Work out how many lines hold the string "ylabel". The answer is a single number, nothing more.

─── Entries shown ───

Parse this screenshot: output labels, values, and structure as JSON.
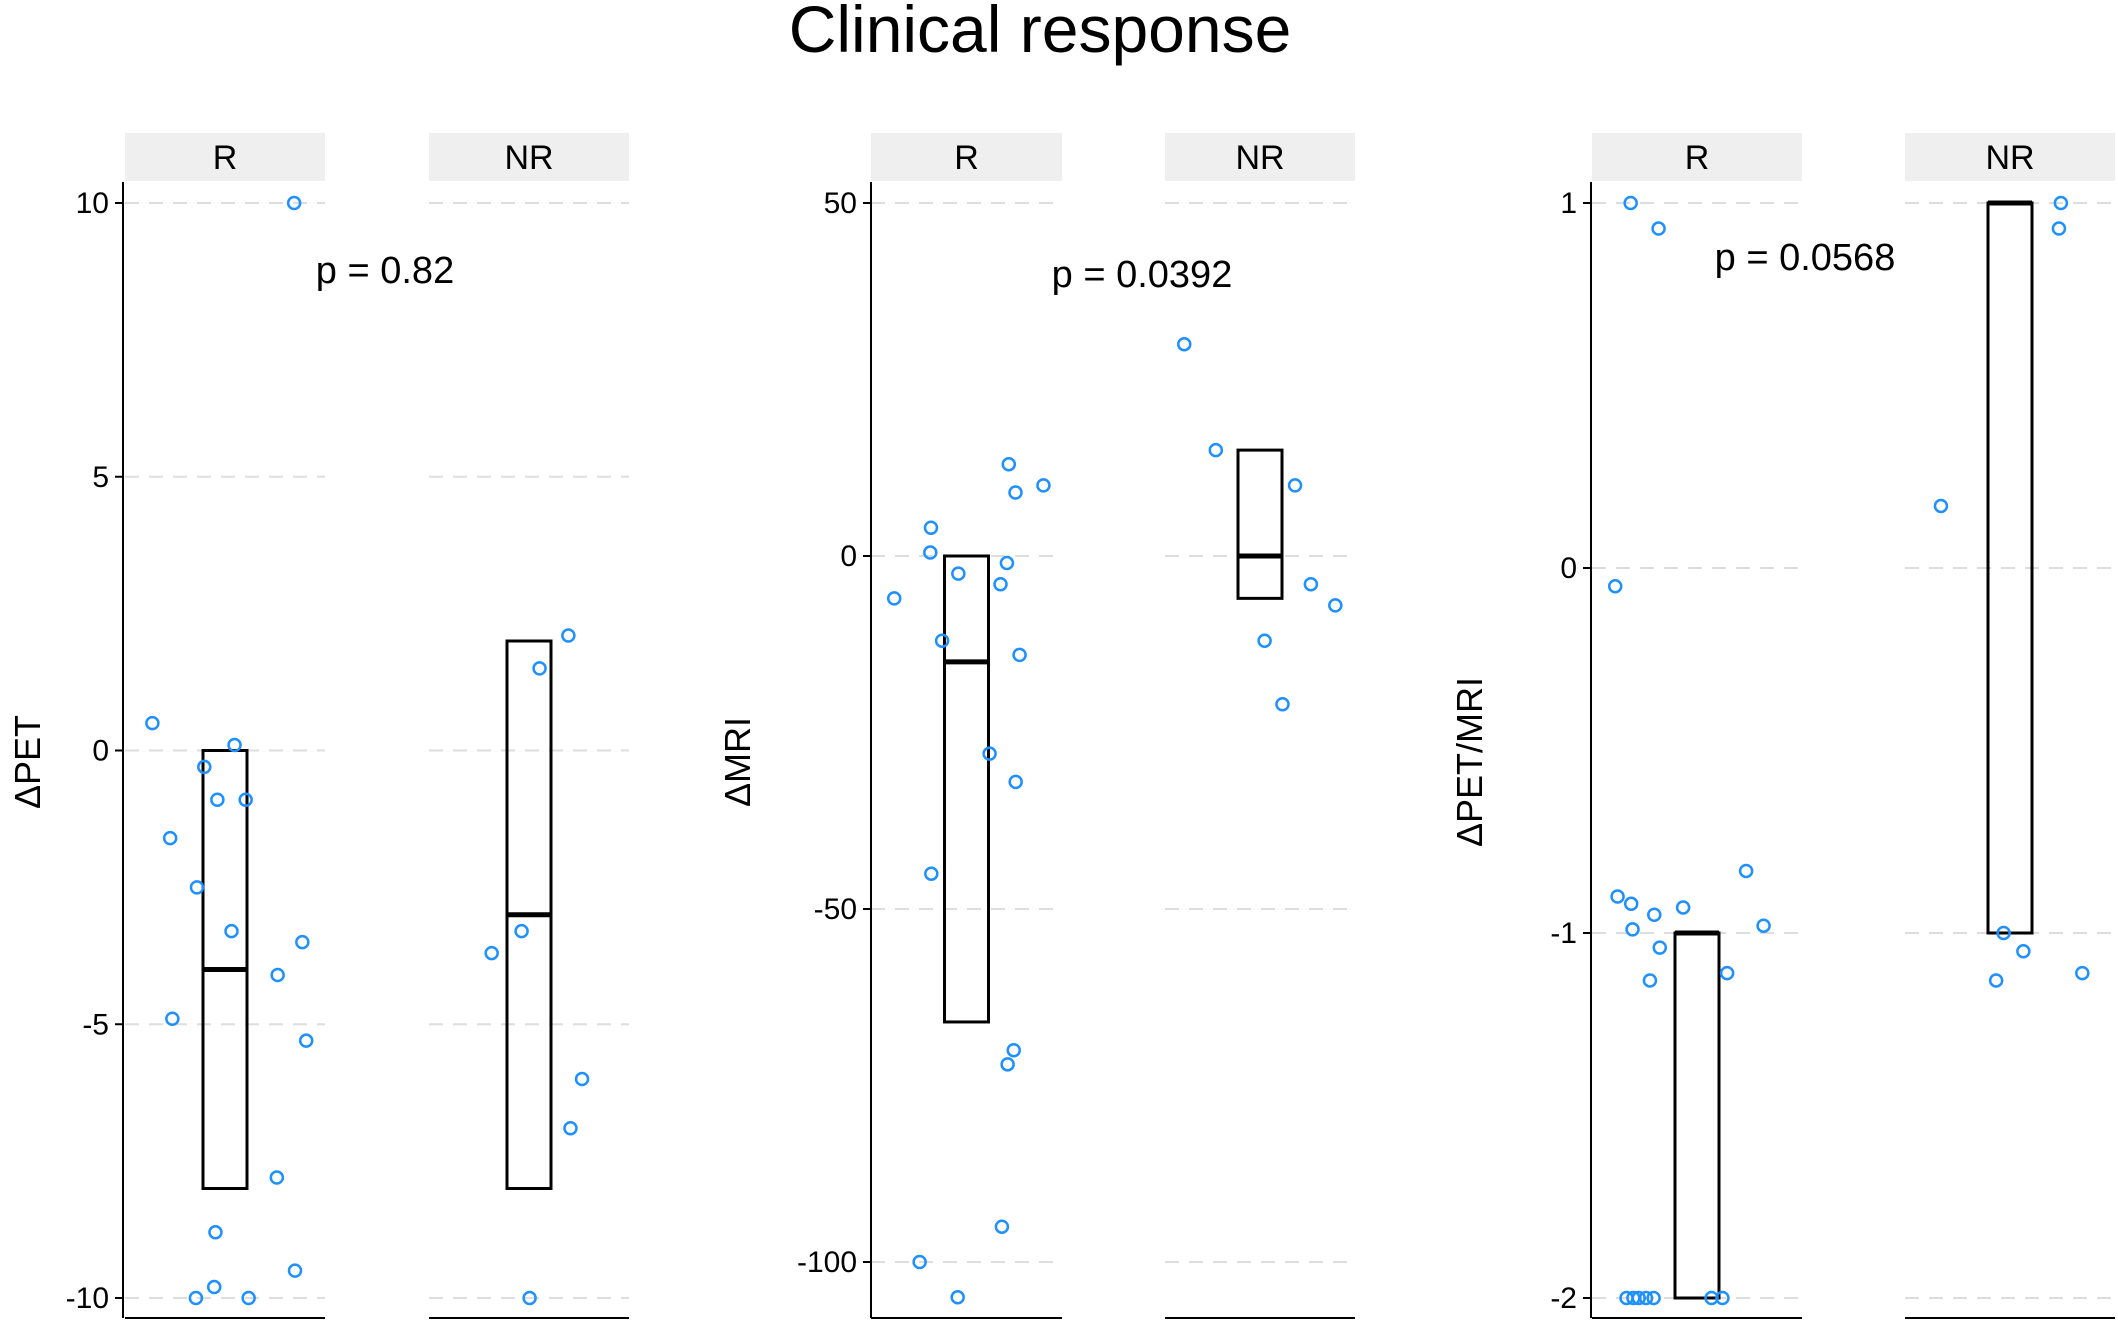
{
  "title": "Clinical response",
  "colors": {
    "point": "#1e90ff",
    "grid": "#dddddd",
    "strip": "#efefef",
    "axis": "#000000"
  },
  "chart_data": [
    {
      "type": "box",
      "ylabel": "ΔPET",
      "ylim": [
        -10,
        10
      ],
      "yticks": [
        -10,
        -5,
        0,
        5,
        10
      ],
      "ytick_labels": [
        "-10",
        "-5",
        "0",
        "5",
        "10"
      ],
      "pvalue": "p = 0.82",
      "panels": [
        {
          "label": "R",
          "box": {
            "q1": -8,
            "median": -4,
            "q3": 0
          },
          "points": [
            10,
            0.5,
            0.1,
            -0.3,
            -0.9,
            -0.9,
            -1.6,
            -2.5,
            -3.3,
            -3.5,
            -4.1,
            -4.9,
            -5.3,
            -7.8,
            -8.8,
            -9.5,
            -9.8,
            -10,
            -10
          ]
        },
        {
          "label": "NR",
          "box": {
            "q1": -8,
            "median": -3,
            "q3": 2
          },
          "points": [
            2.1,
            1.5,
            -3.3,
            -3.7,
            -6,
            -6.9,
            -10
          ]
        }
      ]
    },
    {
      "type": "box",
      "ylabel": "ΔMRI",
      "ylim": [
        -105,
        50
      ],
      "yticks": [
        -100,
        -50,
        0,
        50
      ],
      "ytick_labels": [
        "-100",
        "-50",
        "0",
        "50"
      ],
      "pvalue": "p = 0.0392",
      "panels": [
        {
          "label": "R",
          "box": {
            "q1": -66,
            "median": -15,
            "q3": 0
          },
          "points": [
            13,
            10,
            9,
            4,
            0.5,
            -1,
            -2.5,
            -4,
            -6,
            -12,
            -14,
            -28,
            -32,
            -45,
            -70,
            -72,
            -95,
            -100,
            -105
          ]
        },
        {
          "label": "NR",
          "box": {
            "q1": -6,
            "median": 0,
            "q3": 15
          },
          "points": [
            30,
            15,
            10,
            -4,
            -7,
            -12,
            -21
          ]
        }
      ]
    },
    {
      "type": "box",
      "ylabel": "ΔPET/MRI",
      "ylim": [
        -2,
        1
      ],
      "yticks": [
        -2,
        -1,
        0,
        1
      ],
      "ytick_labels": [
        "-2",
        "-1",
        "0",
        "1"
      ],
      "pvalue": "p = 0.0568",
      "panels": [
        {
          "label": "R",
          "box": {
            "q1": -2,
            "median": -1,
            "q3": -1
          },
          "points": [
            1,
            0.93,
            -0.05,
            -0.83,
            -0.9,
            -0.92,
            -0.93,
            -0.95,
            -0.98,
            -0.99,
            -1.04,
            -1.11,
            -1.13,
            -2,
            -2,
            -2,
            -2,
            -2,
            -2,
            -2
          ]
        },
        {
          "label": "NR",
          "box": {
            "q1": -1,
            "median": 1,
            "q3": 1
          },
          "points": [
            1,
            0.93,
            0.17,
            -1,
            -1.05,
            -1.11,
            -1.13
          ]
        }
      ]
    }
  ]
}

───
─── Entries shown ───

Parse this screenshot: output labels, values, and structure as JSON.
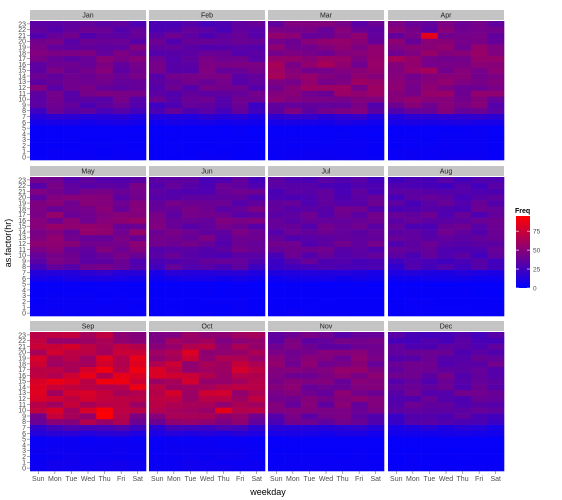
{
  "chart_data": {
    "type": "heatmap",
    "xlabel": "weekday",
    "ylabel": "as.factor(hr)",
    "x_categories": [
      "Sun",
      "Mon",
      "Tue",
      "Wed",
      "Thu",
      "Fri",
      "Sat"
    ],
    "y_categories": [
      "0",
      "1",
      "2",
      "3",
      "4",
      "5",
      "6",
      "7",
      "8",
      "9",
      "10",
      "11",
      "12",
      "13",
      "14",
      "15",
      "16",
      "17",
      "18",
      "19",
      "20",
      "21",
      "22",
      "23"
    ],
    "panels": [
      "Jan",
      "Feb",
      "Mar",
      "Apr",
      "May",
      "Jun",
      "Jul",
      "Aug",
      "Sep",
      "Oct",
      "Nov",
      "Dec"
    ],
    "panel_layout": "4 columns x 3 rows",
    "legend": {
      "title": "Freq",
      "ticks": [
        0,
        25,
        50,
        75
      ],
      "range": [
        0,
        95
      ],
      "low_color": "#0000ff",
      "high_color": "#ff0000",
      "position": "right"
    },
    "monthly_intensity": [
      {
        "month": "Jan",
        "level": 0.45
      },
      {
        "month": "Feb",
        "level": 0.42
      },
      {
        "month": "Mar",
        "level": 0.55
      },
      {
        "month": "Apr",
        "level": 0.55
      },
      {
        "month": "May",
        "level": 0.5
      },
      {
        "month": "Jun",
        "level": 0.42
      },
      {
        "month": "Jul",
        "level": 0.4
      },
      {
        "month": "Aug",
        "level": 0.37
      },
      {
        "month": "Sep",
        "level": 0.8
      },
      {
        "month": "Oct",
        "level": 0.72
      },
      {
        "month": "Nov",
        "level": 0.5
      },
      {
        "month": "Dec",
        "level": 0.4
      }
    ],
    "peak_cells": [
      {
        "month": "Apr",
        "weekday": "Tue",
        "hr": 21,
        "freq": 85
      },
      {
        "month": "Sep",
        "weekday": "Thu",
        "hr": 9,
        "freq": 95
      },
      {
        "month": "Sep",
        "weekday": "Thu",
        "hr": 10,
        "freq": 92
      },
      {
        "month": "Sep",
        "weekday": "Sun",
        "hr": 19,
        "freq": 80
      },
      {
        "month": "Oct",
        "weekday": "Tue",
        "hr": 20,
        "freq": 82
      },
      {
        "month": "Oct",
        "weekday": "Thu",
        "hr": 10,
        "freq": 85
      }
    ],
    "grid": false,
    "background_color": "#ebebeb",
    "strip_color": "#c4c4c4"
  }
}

───

» Answer to the problem
4